**** The data

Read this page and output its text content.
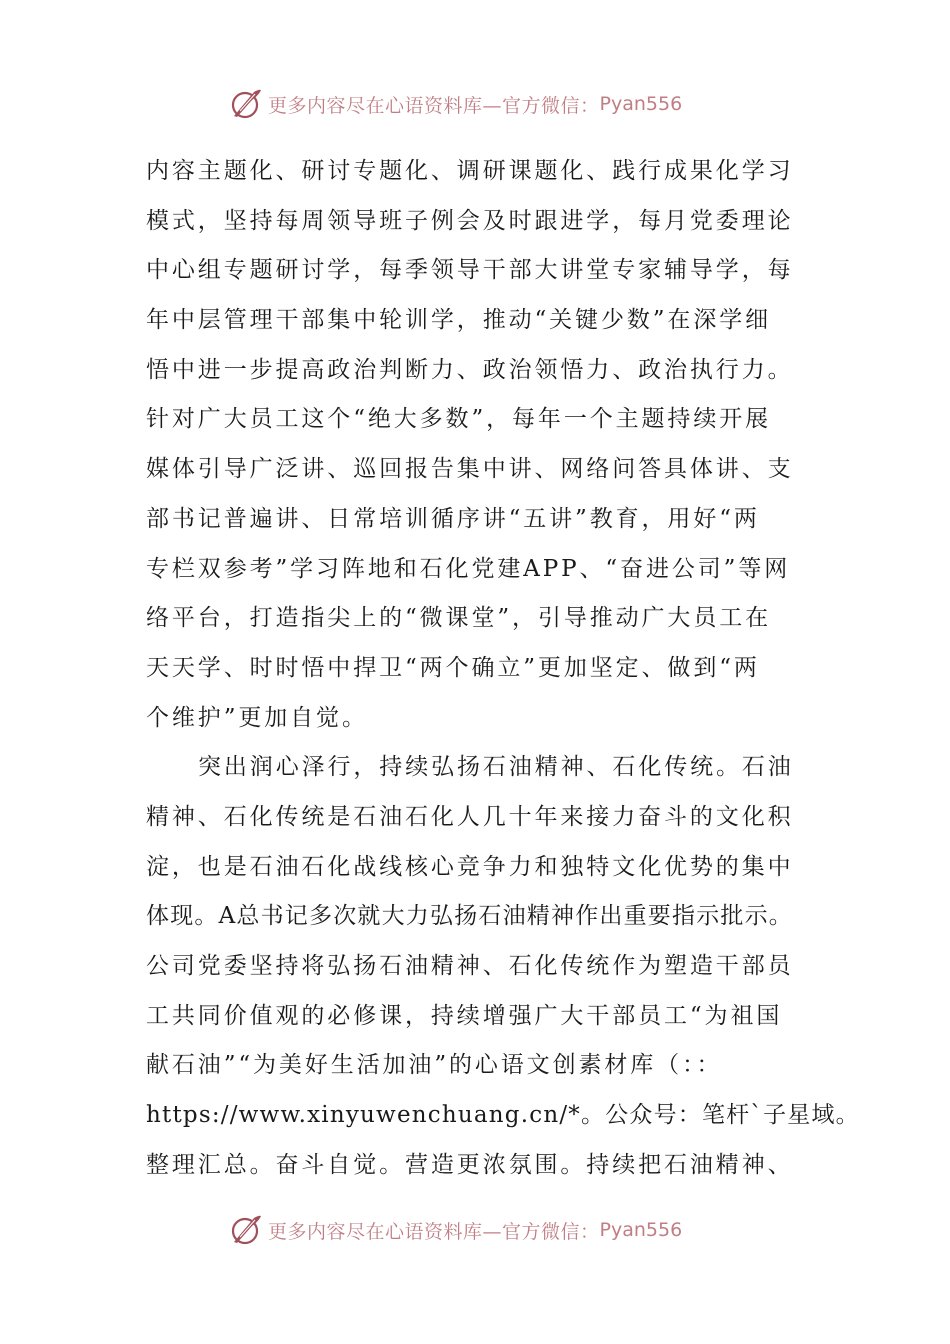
更多内容尽在心语资料库—官方微信： Pyan556
内容主题化、研讨专题化、调研课题化、践行成果化学习
模式，坚持每周领导班子例会及时跟进学，每月党委理论
中心组专题研讨学，每季领导干部大讲堂专家辅导学，每
年中层管理干部集中轮训学，推动“关键少数”在深学细
悟中进一步提高政治判断力、政治领悟力、政治执行力。
针对广大员工这个“绝大多数”，每年一个主题持续开展
媒体引导广泛讲、巡回报告集中讲、网络问答具体讲、支
部书记普遍讲、日常培训循序讲“五讲”教育，用好“两
专栏双参考”学习阵地和石化党建APP、“奋进公司”等网
络平台，打造指尖上的“微课堂”，引导推动广大员工在
天天学、时时悟中捍卫“两个确立”更加坚定、做到“两
个维护”更加自觉。
突出润心泽行，持续弘扬石油精神、石化传统。石油
精神、石化传统是石油石化人几十年来接力奋斗的文化积
淀，也是石油石化战线核心竞争力和独特文化优势的集中
体现。A总书记多次就大力弘扬石油精神作出重要指示批示。
公司党委坚持将弘扬石油精神、石化传统作为塑造干部员
工共同价值观的必修课，持续增强广大干部员工“为祖国
献石油”“为美好生活加油”的心语文创素材库（：：
https://www.xinyuwenchuang.cn/*。公众号：笔杆`子星域。
整理汇总。奋斗自觉。营造更浓氛围。持续把石油精神、
更多内容尽在心语资料库—官方微信： Pyan556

********

◆ **Aim**
Would you return the data exactly as written, without the pictures?

◆ **Correct output**
Read this page and output its text content.
更多内容尽在心语资料库—官方微信： Pyan556
内容主题化、研讨专题化、调研课题化、践行成果化学习
模式，坚持每周领导班子例会及时跟进学，每月党委理论
中心组专题研讨学，每季领导干部大讲堂专家辅导学，每
年中层管理干部集中轮训学，推动“关键少数”在深学细
悟中进一步提高政治判断力、政治领悟力、政治执行力。
针对广大员工这个“绝大多数”，每年一个主题持续开展
媒体引导广泛讲、巡回报告集中讲、网络问答具体讲、支
部书记普遍讲、日常培训循序讲“五讲”教育，用好“两
专栏双参考”学习阵地和石化党建APP、“奋进公司”等网
络平台，打造指尖上的“微课堂”，引导推动广大员工在
天天学、时时悟中捍卫“两个确立”更加坚定、做到“两
个维护”更加自觉。
突出润心泽行，持续弘扬石油精神、石化传统。石油
精神、石化传统是石油石化人几十年来接力奋斗的文化积
淀，也是石油石化战线核心竞争力和独特文化优势的集中
体现。A总书记多次就大力弘扬石油精神作出重要指示批示。
公司党委坚持将弘扬石油精神、石化传统作为塑造干部员
工共同价值观的必修课，持续增强广大干部员工“为祖国
献石油”“为美好生活加油”的心语文创素材库（：：
https://www.xinyuwenchuang.cn/*。公众号：笔杆`子星域。
整理汇总。奋斗自觉。营造更浓氛围。持续把石油精神、
更多内容尽在心语资料库—官方微信： Pyan556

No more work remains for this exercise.